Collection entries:
•••••
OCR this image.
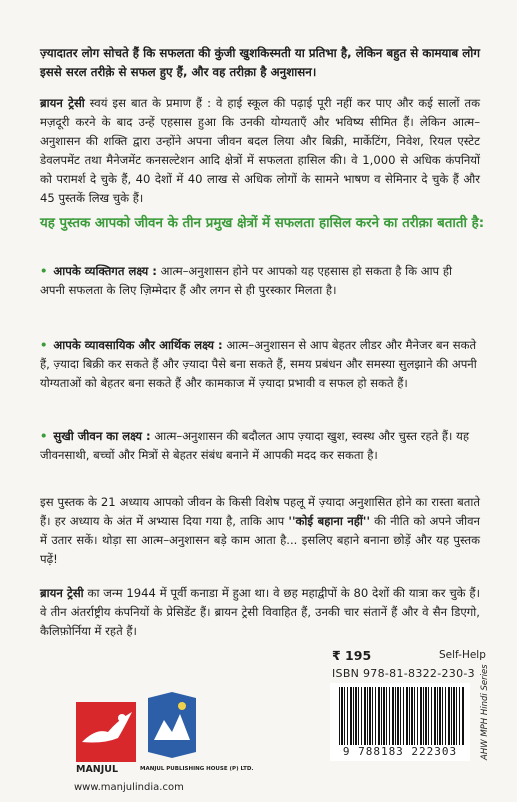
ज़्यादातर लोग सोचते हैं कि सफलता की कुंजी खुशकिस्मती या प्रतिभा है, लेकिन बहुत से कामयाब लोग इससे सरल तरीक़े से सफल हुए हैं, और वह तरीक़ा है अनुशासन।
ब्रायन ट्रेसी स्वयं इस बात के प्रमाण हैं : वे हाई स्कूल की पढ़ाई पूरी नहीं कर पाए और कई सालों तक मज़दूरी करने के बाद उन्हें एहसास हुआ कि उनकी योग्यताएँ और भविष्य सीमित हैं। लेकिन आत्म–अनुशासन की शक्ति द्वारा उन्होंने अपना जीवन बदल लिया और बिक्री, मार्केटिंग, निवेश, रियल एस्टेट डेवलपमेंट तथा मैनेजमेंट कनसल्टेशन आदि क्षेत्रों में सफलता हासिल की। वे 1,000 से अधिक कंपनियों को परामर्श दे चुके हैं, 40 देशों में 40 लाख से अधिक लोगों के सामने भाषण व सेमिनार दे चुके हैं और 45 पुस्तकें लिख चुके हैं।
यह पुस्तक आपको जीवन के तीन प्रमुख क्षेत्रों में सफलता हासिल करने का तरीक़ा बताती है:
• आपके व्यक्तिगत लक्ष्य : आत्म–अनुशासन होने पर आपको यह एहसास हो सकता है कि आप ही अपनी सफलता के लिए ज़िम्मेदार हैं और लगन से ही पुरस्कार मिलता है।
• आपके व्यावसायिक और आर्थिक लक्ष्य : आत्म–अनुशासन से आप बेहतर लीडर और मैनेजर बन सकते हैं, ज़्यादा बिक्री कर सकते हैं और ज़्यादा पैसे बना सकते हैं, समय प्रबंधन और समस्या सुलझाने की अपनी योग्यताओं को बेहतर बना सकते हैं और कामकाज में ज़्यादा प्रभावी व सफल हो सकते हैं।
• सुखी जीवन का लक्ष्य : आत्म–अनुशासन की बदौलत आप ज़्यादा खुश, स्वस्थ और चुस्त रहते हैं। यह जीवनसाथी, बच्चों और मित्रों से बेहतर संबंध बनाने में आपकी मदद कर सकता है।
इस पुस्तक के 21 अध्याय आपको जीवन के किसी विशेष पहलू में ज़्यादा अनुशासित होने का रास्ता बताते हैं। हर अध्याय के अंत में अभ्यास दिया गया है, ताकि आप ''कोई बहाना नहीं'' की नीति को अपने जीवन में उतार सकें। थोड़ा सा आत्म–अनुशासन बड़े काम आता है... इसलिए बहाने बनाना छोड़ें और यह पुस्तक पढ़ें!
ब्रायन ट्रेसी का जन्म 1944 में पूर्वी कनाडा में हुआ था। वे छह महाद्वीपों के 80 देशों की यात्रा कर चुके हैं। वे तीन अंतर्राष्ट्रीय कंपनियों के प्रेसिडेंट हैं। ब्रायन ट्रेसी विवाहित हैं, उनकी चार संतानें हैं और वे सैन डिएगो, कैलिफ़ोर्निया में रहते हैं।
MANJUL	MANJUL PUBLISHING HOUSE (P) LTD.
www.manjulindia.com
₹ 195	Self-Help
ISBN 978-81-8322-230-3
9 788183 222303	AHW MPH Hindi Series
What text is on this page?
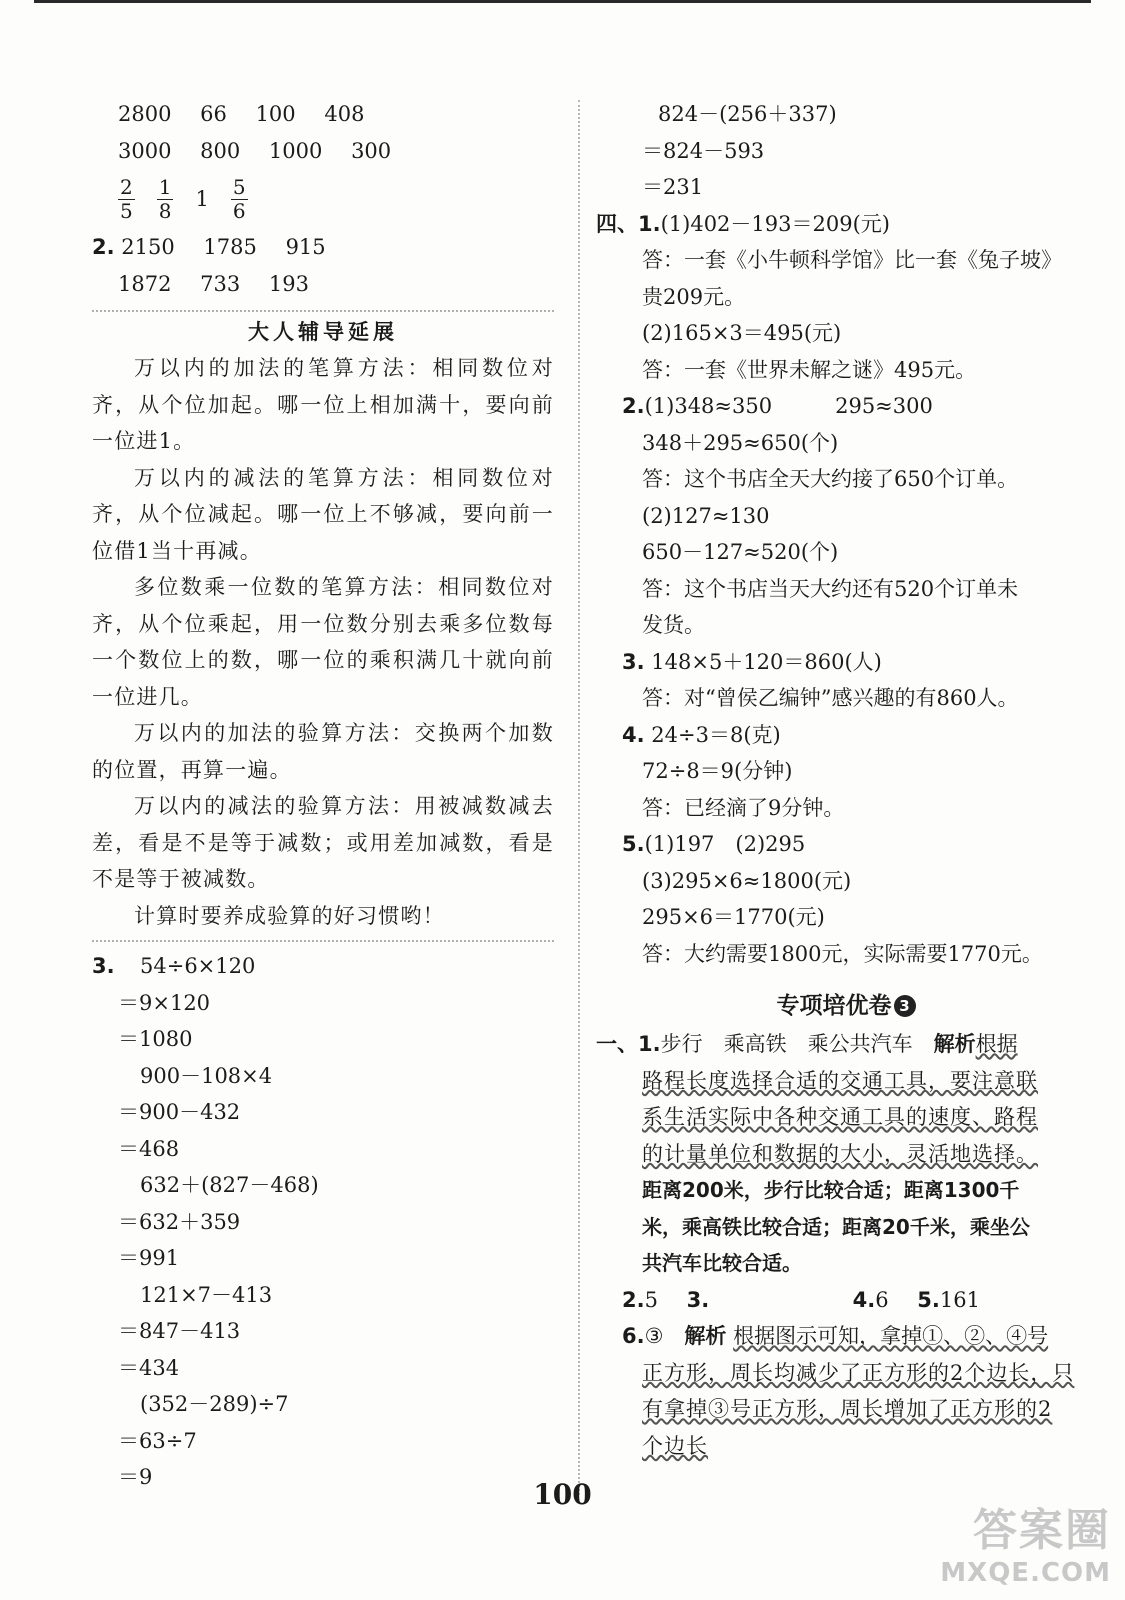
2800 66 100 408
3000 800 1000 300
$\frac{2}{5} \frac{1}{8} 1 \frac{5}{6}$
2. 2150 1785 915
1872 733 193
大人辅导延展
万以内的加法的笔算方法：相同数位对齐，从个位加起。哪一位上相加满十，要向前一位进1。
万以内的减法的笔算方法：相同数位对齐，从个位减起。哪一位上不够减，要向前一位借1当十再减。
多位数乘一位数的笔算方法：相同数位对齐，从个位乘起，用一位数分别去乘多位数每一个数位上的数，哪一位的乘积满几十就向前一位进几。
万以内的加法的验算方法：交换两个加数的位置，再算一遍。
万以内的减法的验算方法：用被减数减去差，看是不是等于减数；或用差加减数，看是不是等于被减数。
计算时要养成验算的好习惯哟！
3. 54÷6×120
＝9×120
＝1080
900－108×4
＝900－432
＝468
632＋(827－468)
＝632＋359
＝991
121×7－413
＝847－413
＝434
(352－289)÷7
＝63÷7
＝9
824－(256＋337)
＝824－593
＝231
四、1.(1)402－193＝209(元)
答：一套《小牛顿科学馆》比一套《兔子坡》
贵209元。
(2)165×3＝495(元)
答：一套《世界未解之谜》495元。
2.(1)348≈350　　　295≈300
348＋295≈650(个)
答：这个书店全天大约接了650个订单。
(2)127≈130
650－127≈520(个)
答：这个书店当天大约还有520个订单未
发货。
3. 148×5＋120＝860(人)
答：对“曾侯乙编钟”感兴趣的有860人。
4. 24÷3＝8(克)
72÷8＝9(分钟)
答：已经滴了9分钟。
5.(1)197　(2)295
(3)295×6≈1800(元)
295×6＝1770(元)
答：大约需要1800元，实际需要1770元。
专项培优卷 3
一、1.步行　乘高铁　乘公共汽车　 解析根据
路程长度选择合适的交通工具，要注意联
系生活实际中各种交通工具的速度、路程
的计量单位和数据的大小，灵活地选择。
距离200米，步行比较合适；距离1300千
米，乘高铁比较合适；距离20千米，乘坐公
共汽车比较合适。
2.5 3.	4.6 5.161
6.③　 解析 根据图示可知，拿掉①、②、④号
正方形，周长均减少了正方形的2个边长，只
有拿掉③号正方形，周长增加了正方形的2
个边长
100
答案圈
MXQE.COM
•••••
TO DO: Print each entry shown above with exact wording and no pictures.

WRITTEN RESPONSE:
OCR this image.
ज़्यादातर लोग सोचते हैं कि सफलता की कुंजी खुशकिस्मती या प्रतिभा है, लेकिन बहुत से कामयाब लोग इससे सरल तरीक़े से सफल हुए हैं, और वह तरीक़ा है अनुशासन।
ब्रायन ट्रेसी स्वयं इस बात के प्रमाण हैं : वे हाई स्कूल की पढ़ाई पूरी नहीं कर पाए और कई सालों तक मज़दूरी करने के बाद उन्हें एहसास हुआ कि उनकी योग्यताएँ और भविष्य सीमित हैं। लेकिन आत्म–अनुशासन की शक्ति द्वारा उन्होंने अपना जीवन बदल लिया और बिक्री, मार्केटिंग, निवेश, रियल एस्टेट डेवलपमेंट तथा मैनेजमेंट कनसल्टेशन आदि क्षेत्रों में सफलता हासिल की। वे 1,000 से अधिक कंपनियों को परामर्श दे चुके हैं, 40 देशों में 40 लाख से अधिक लोगों के सामने भाषण व सेमिनार दे चुके हैं और 45 पुस्तकें लिख चुके हैं।
यह पुस्तक आपको जीवन के तीन प्रमुख क्षेत्रों में सफलता हासिल करने का तरीक़ा बताती है:
• आपके व्यक्तिगत लक्ष्य : आत्म–अनुशासन होने पर आपको यह एहसास हो सकता है कि आप ही अपनी सफलता के लिए ज़िम्मेदार हैं और लगन से ही पुरस्कार मिलता है।
• आपके व्यावसायिक और आर्थिक लक्ष्य : आत्म–अनुशासन से आप बेहतर लीडर और मैनेजर बन सकते हैं, ज़्यादा बिक्री कर सकते हैं और ज़्यादा पैसे बना सकते हैं, समय प्रबंधन और समस्या सुलझाने की अपनी योग्यताओं को बेहतर बना सकते हैं और कामकाज में ज़्यादा प्रभावी व सफल हो सकते हैं।
• सुखी जीवन का लक्ष्य : आत्म–अनुशासन की बदौलत आप ज़्यादा खुश, स्वस्थ और चुस्त रहते हैं। यह जीवनसाथी, बच्चों और मित्रों से बेहतर संबंध बनाने में आपकी मदद कर सकता है।
इस पुस्तक के 21 अध्याय आपको जीवन के किसी विशेष पहलू में ज़्यादा अनुशासित होने का रास्ता बताते हैं। हर अध्याय के अंत में अभ्यास दिया गया है, ताकि आप ''कोई बहाना नहीं'' की नीति को अपने जीवन में उतार सकें। थोड़ा सा आत्म–अनुशासन बड़े काम आता है... इसलिए बहाने बनाना छोड़ें और यह पुस्तक पढ़ें!
ब्रायन ट्रेसी का जन्म 1944 में पूर्वी कनाडा में हुआ था। वे छह महाद्वीपों के 80 देशों की यात्रा कर चुके हैं। वे तीन अंतर्राष्ट्रीय कंपनियों के प्रेसिडेंट हैं। ब्रायन ट्रेसी विवाहित हैं, उनकी चार संतानें हैं और वे सैन डिएगो, कैलिफ़ोर्निया में रहते हैं।
MANJUL	MANJUL PUBLISHING HOUSE (P) LTD.
www.manjulindia.com
₹ 195	Self-Help
ISBN 978-81-8322-230-3
9 788183 222303	AHW MPH Hindi Series
What text is on this page?
2800 66 100 408
3000 800 1000 300
$\frac{2}{5} \frac{1}{8} 1 \frac{5}{6}$
2. 2150 1785 915
1872 733 193
大人辅导延展
万以内的加法的笔算方法：相同数位对齐，从个位加起。哪一位上相加满十，要向前一位进1。
万以内的减法的笔算方法：相同数位对齐，从个位减起。哪一位上不够减，要向前一位借1当十再减。
多位数乘一位数的笔算方法：相同数位对齐，从个位乘起，用一位数分别去乘多位数每一个数位上的数，哪一位的乘积满几十就向前一位进几。
万以内的加法的验算方法：交换两个加数的位置，再算一遍。
万以内的减法的验算方法：用被减数减去差，看是不是等于减数；或用差加减数，看是不是等于被减数。
计算时要养成验算的好习惯哟！
3. 54÷6×120
＝9×120
＝1080
900－108×4
＝900－432
＝468
632＋(827－468)
＝632＋359
＝991
121×7－413
＝847－413
＝434
(352－289)÷7
＝63÷7
＝9
824－(256＋337)
＝824－593
＝231
四、1.(1)402－193＝209(元)
答：一套《小牛顿科学馆》比一套《兔子坡》
贵209元。
(2)165×3＝495(元)
答：一套《世界未解之谜》495元。
2.(1)348≈350　　　295≈300
348＋295≈650(个)
答：这个书店全天大约接了650个订单。
(2)127≈130
650－127≈520(个)
答：这个书店当天大约还有520个订单未
发货。
3. 148×5＋120＝860(人)
答：对“曾侯乙编钟”感兴趣的有860人。
4. 24÷3＝8(克)
72÷8＝9(分钟)
答：已经滴了9分钟。
5.(1)197　(2)295
(3)295×6≈1800(元)
295×6＝1770(元)
答：大约需要1800元，实际需要1770元。
专项培优卷 3
一、1.步行　乘高铁　乘公共汽车　 解析根据
路程长度选择合适的交通工具，要注意联
系生活实际中各种交通工具的速度、路程
的计量单位和数据的大小，灵活地选择。
距离200米，步行比较合适；距离1300千
米，乘高铁比较合适；距离20千米，乘坐公
共汽车比较合适。
2.5 3.	4.6 5.161
6.③　 解析 根据图示可知，拿掉①、②、④号
正方形，周长均减少了正方形的2个边长，只
有拿掉③号正方形，周长增加了正方形的2
个边长
100
答案圈
MXQE.COM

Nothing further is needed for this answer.